• **Short task**
For each line of the data below that holds "xlabel", copy the line.

▬▬▬

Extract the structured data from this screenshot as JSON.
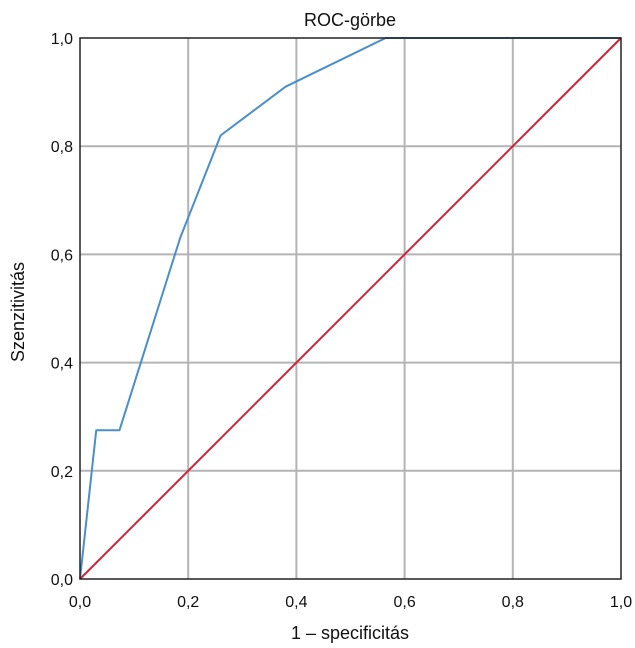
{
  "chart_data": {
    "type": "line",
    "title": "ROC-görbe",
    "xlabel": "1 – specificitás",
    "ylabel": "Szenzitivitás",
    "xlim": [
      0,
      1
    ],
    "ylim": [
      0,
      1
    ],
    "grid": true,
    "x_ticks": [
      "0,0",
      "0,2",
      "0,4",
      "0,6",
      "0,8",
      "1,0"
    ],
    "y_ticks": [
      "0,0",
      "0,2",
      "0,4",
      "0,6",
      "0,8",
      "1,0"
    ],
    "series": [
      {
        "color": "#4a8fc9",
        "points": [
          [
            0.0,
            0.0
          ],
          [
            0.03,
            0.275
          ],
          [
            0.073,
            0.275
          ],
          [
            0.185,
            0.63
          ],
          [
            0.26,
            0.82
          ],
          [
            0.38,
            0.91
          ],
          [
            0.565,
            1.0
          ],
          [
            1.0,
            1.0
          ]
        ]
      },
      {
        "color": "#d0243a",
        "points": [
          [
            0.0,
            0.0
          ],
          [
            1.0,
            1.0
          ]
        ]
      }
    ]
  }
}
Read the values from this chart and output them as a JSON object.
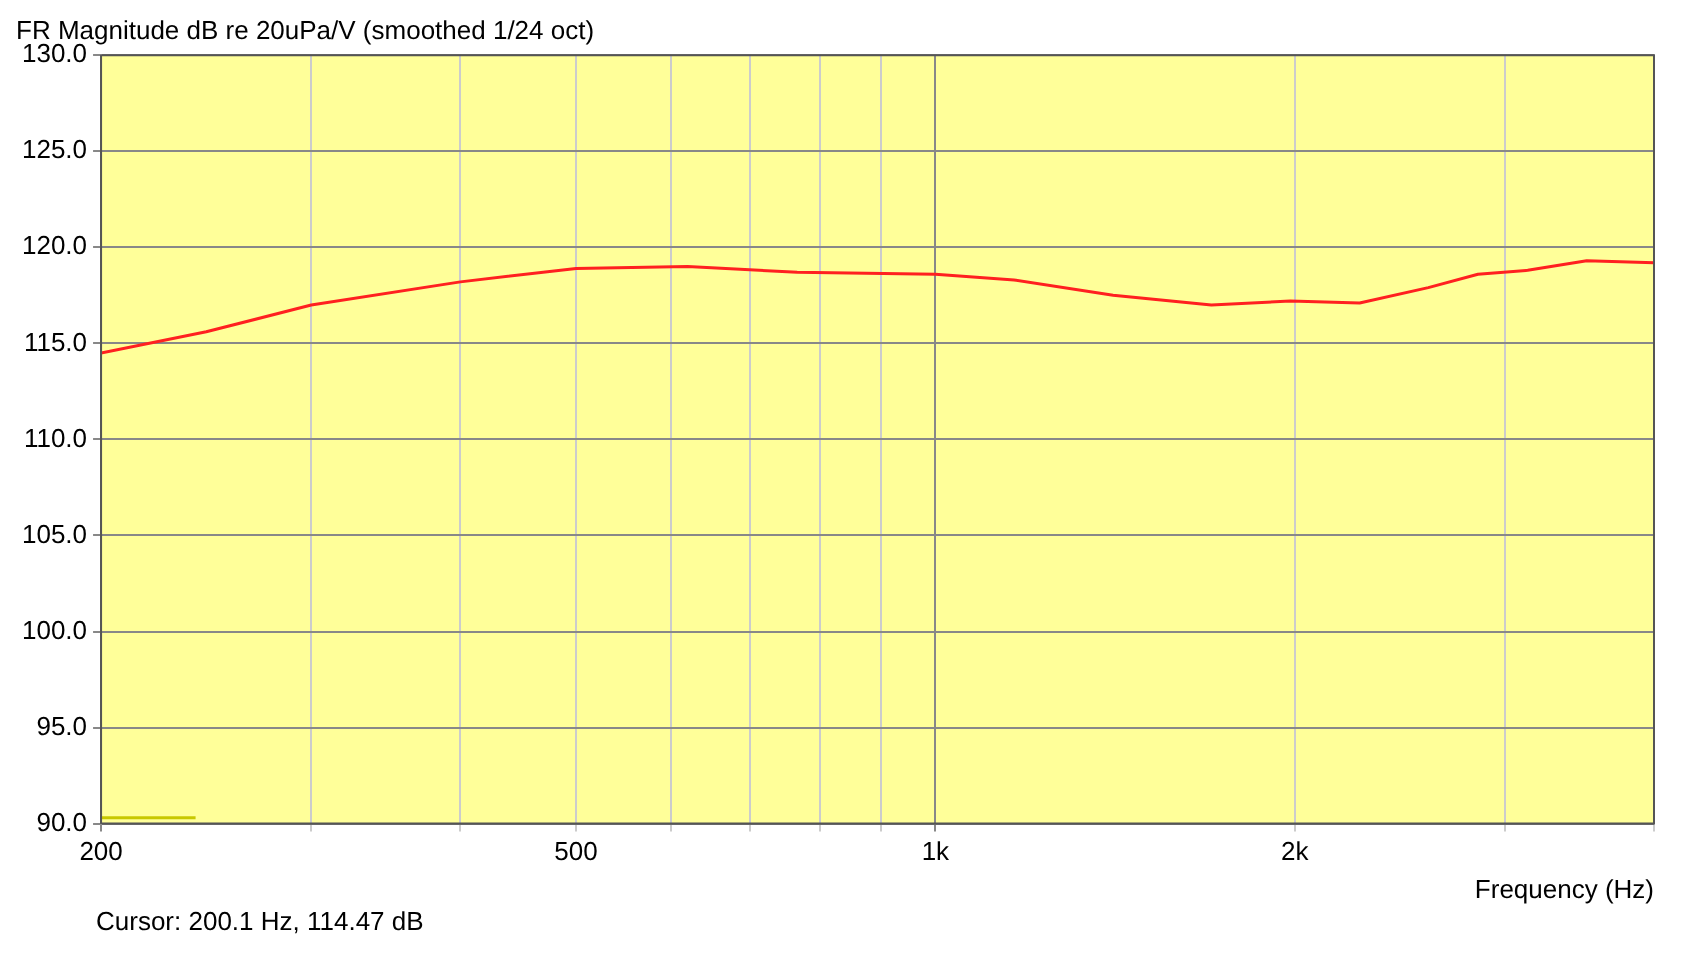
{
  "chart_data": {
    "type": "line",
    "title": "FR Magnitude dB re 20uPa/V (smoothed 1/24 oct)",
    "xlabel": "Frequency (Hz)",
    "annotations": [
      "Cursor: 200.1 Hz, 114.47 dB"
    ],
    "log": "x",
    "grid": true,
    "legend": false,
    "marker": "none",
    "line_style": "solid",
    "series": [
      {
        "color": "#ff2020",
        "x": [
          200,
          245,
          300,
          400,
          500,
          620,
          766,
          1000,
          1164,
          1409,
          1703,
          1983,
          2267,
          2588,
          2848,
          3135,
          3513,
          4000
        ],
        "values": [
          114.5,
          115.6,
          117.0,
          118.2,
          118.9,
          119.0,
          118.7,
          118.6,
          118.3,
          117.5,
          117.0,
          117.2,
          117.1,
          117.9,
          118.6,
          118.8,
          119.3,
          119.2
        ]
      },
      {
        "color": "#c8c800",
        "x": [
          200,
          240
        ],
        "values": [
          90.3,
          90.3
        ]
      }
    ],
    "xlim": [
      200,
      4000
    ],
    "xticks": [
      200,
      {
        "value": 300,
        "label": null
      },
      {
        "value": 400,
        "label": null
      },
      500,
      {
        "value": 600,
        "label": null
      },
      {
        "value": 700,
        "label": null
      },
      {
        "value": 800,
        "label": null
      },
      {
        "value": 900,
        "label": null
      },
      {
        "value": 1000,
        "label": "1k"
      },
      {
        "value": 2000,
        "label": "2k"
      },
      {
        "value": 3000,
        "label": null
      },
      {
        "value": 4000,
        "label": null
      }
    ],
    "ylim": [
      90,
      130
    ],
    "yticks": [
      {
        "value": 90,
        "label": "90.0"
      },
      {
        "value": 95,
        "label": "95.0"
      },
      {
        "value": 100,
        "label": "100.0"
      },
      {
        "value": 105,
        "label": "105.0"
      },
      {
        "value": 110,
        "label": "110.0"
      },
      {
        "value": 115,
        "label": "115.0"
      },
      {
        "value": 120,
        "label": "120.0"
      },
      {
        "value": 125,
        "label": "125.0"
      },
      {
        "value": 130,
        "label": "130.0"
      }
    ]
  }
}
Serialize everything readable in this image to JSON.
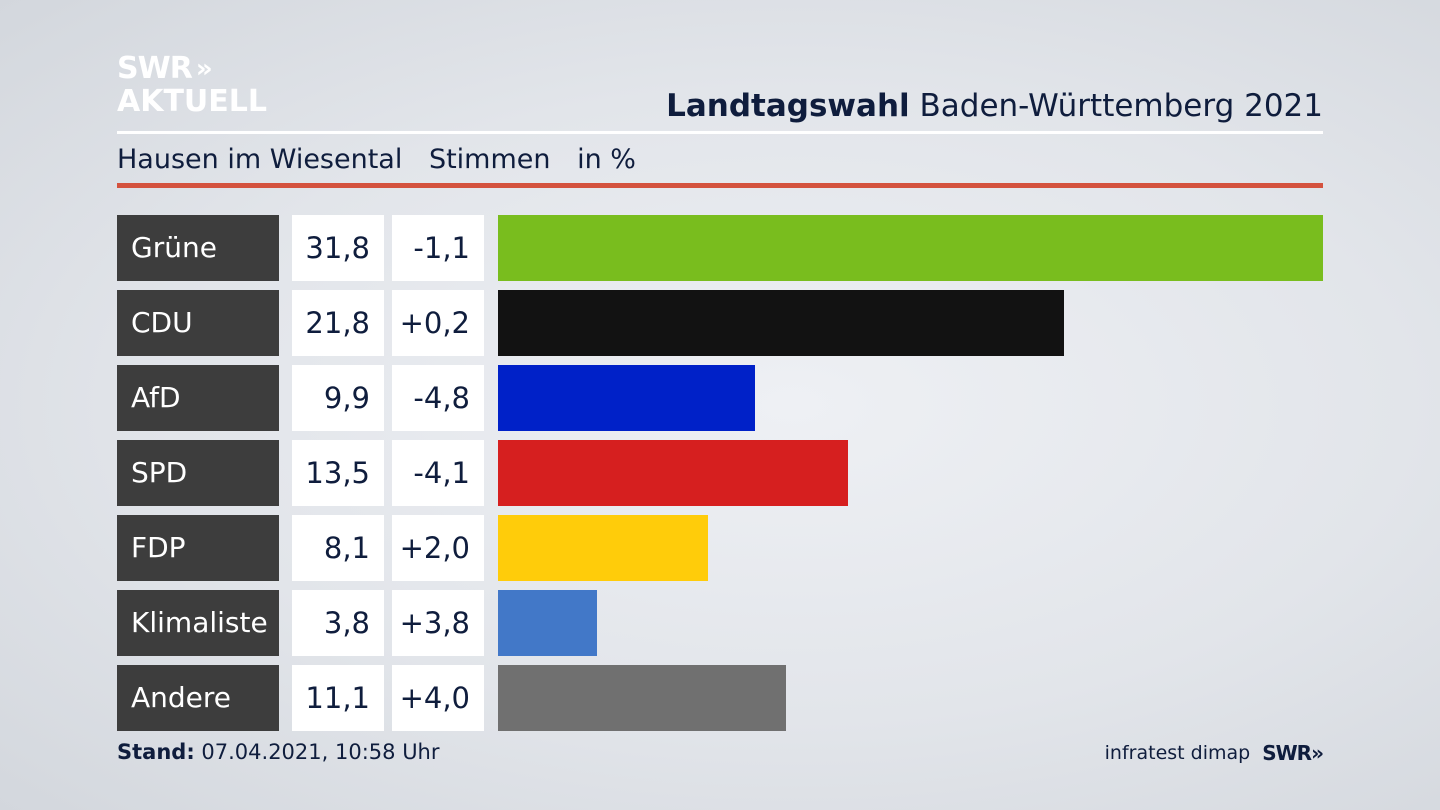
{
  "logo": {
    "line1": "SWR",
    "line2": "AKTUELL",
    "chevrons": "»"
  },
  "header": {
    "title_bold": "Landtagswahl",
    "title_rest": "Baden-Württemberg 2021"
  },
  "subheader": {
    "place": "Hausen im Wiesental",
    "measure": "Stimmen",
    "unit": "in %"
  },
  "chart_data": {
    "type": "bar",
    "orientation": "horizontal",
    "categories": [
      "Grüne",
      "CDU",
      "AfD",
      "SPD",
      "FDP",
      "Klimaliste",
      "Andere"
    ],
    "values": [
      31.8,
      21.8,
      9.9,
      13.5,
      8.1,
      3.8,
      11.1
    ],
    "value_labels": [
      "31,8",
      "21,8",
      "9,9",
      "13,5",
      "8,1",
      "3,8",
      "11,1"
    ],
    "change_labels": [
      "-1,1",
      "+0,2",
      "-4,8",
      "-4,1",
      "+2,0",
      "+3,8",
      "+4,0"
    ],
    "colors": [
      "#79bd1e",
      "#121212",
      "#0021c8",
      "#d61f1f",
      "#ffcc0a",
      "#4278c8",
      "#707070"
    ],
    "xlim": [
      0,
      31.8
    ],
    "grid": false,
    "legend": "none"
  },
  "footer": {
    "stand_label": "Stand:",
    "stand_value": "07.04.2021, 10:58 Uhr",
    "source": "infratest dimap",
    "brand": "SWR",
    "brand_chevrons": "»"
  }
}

▬▬▬

• **Task response**
    "xlabel": "1 – specificitás",
    "xlabel": "Frequency (Hz)",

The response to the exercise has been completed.